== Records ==
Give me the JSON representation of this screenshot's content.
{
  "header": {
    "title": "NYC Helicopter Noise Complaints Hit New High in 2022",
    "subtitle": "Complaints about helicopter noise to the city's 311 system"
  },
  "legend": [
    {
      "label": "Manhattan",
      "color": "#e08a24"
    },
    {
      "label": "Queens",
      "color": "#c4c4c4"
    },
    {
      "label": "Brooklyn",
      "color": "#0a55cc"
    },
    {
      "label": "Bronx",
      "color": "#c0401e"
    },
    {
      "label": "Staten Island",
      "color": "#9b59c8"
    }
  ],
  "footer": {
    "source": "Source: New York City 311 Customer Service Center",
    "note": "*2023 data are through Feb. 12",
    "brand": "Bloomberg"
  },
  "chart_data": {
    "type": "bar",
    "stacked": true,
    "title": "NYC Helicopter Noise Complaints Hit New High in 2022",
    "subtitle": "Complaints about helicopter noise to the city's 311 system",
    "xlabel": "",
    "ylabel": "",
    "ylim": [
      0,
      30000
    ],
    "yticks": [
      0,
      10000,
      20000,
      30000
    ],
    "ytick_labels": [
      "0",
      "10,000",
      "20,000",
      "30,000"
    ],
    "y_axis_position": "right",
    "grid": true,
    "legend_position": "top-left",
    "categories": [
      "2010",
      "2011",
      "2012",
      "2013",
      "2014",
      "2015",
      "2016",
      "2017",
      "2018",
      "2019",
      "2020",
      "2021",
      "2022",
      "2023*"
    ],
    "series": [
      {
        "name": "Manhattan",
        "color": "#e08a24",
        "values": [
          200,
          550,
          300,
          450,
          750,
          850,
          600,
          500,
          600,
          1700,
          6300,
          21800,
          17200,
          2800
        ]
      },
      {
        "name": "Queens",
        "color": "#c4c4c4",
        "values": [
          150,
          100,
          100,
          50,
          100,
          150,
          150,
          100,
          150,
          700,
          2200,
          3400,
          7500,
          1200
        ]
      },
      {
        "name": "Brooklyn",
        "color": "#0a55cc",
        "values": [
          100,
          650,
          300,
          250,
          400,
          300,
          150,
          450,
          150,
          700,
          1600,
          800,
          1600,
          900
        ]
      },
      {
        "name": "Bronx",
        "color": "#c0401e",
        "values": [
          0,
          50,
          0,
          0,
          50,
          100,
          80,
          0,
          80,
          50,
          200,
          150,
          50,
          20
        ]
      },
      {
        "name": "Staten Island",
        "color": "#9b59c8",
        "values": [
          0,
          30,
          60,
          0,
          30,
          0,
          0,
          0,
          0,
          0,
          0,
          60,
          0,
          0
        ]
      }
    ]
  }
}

== Requirement ==
Set down the listing in full, keeping every word exactly as it is.

== Answer to this exercise ==
Give me the JSON representation of this screenshot's content.
{
  "header": {
    "title": "NYC Helicopter Noise Complaints Hit New High in 2022",
    "subtitle": "Complaints about helicopter noise to the city's 311 system"
  },
  "legend": [
    {
      "label": "Manhattan",
      "color": "#e08a24"
    },
    {
      "label": "Queens",
      "color": "#c4c4c4"
    },
    {
      "label": "Brooklyn",
      "color": "#0a55cc"
    },
    {
      "label": "Bronx",
      "color": "#c0401e"
    },
    {
      "label": "Staten Island",
      "color": "#9b59c8"
    }
  ],
  "footer": {
    "source": "Source: New York City 311 Customer Service Center",
    "note": "*2023 data are through Feb. 12",
    "brand": "Bloomberg"
  },
  "chart_data": {
    "type": "bar",
    "stacked": true,
    "title": "NYC Helicopter Noise Complaints Hit New High in 2022",
    "subtitle": "Complaints about helicopter noise to the city's 311 system",
    "xlabel": "",
    "ylabel": "",
    "ylim": [
      0,
      30000
    ],
    "yticks": [
      0,
      10000,
      20000,
      30000
    ],
    "ytick_labels": [
      "0",
      "10,000",
      "20,000",
      "30,000"
    ],
    "y_axis_position": "right",
    "grid": true,
    "legend_position": "top-left",
    "categories": [
      "2010",
      "2011",
      "2012",
      "2013",
      "2014",
      "2015",
      "2016",
      "2017",
      "2018",
      "2019",
      "2020",
      "2021",
      "2022",
      "2023*"
    ],
    "series": [
      {
        "name": "Manhattan",
        "color": "#e08a24",
        "values": [
          200,
          550,
          300,
          450,
          750,
          850,
          600,
          500,
          600,
          1700,
          6300,
          21800,
          17200,
          2800
        ]
      },
      {
        "name": "Queens",
        "color": "#c4c4c4",
        "values": [
          150,
          100,
          100,
          50,
          100,
          150,
          150,
          100,
          150,
          700,
          2200,
          3400,
          7500,
          1200
        ]
      },
      {
        "name": "Brooklyn",
        "color": "#0a55cc",
        "values": [
          100,
          650,
          300,
          250,
          400,
          300,
          150,
          450,
          150,
          700,
          1600,
          800,
          1600,
          900
        ]
      },
      {
        "name": "Bronx",
        "color": "#c0401e",
        "values": [
          0,
          50,
          0,
          0,
          50,
          100,
          80,
          0,
          80,
          50,
          200,
          150,
          50,
          20
        ]
      },
      {
        "name": "Staten Island",
        "color": "#9b59c8",
        "values": [
          0,
          30,
          60,
          0,
          30,
          0,
          0,
          0,
          0,
          0,
          0,
          60,
          0,
          0
        ]
      }
    ]
  }
}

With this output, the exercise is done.